-- start --

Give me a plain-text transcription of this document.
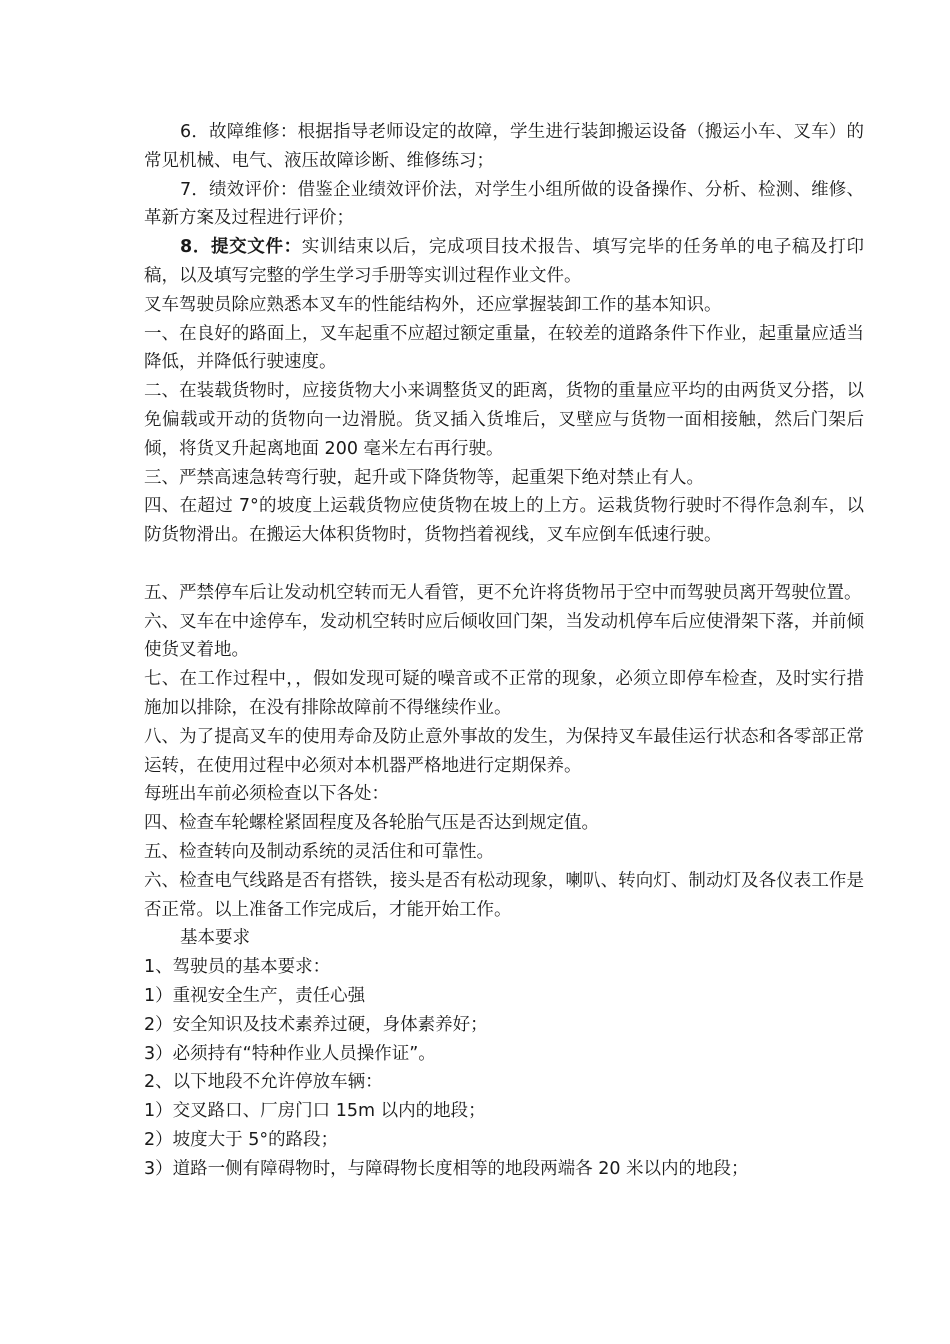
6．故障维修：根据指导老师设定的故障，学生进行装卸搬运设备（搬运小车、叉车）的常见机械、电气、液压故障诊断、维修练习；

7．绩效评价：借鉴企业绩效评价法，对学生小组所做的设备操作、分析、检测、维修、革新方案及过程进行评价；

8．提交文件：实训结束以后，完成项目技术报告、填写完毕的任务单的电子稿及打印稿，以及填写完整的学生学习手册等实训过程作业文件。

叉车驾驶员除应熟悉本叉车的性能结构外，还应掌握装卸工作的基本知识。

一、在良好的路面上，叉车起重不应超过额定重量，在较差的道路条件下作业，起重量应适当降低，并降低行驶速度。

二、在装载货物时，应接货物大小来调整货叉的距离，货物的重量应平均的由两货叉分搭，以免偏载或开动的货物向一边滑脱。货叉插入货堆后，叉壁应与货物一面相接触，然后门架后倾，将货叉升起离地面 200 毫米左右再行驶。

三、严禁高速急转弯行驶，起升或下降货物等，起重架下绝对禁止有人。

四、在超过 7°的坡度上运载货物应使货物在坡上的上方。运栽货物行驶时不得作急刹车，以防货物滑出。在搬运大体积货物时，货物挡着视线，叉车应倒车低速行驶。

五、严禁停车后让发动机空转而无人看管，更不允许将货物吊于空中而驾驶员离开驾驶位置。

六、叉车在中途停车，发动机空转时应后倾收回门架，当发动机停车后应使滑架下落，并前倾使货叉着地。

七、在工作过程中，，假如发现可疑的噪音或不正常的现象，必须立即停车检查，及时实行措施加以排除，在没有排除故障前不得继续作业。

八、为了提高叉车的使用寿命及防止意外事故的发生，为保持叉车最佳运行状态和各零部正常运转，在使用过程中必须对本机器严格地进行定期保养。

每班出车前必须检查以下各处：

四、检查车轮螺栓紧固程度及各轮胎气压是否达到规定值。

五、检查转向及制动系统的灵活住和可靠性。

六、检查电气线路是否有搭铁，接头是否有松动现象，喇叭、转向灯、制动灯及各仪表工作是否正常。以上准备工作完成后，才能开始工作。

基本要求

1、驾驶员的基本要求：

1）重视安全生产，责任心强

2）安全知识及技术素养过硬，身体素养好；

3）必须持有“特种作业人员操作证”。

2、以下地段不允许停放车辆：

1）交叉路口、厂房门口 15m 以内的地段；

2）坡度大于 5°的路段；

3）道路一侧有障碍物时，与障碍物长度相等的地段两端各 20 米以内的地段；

-- end --

- _Problem to solve_:
Leave out the pictures and copy the rest of the material above exactly.

- _Answer_:
Give me a plain-text transcription of this document.
6．故障维修：根据指导老师设定的故障，学生进行装卸搬运设备（搬运小车、叉车）的常见机械、电气、液压故障诊断、维修练习；

7．绩效评价：借鉴企业绩效评价法，对学生小组所做的设备操作、分析、检测、维修、革新方案及过程进行评价；

8．提交文件：实训结束以后，完成项目技术报告、填写完毕的任务单的电子稿及打印稿，以及填写完整的学生学习手册等实训过程作业文件。

叉车驾驶员除应熟悉本叉车的性能结构外，还应掌握装卸工作的基本知识。

一、在良好的路面上，叉车起重不应超过额定重量，在较差的道路条件下作业，起重量应适当降低，并降低行驶速度。

二、在装载货物时，应接货物大小来调整货叉的距离，货物的重量应平均的由两货叉分搭，以免偏载或开动的货物向一边滑脱。货叉插入货堆后，叉壁应与货物一面相接触，然后门架后倾，将货叉升起离地面 200 毫米左右再行驶。

三、严禁高速急转弯行驶，起升或下降货物等，起重架下绝对禁止有人。

四、在超过 7°的坡度上运载货物应使货物在坡上的上方。运栽货物行驶时不得作急刹车，以防货物滑出。在搬运大体积货物时，货物挡着视线，叉车应倒车低速行驶。

五、严禁停车后让发动机空转而无人看管，更不允许将货物吊于空中而驾驶员离开驾驶位置。

六、叉车在中途停车，发动机空转时应后倾收回门架，当发动机停车后应使滑架下落，并前倾使货叉着地。

七、在工作过程中，，假如发现可疑的噪音或不正常的现象，必须立即停车检查，及时实行措施加以排除，在没有排除故障前不得继续作业。

八、为了提高叉车的使用寿命及防止意外事故的发生，为保持叉车最佳运行状态和各零部正常运转，在使用过程中必须对本机器严格地进行定期保养。

每班出车前必须检查以下各处：

四、检查车轮螺栓紧固程度及各轮胎气压是否达到规定值。

五、检查转向及制动系统的灵活住和可靠性。

六、检查电气线路是否有搭铁，接头是否有松动现象，喇叭、转向灯、制动灯及各仪表工作是否正常。以上准备工作完成后，才能开始工作。

基本要求

1、驾驶员的基本要求：

1）重视安全生产，责任心强

2）安全知识及技术素养过硬，身体素养好；

3）必须持有“特种作业人员操作证”。

2、以下地段不允许停放车辆：

1）交叉路口、厂房门口 15m 以内的地段；

2）坡度大于 5°的路段；

3）道路一侧有障碍物时，与障碍物长度相等的地段两端各 20 米以内的地段；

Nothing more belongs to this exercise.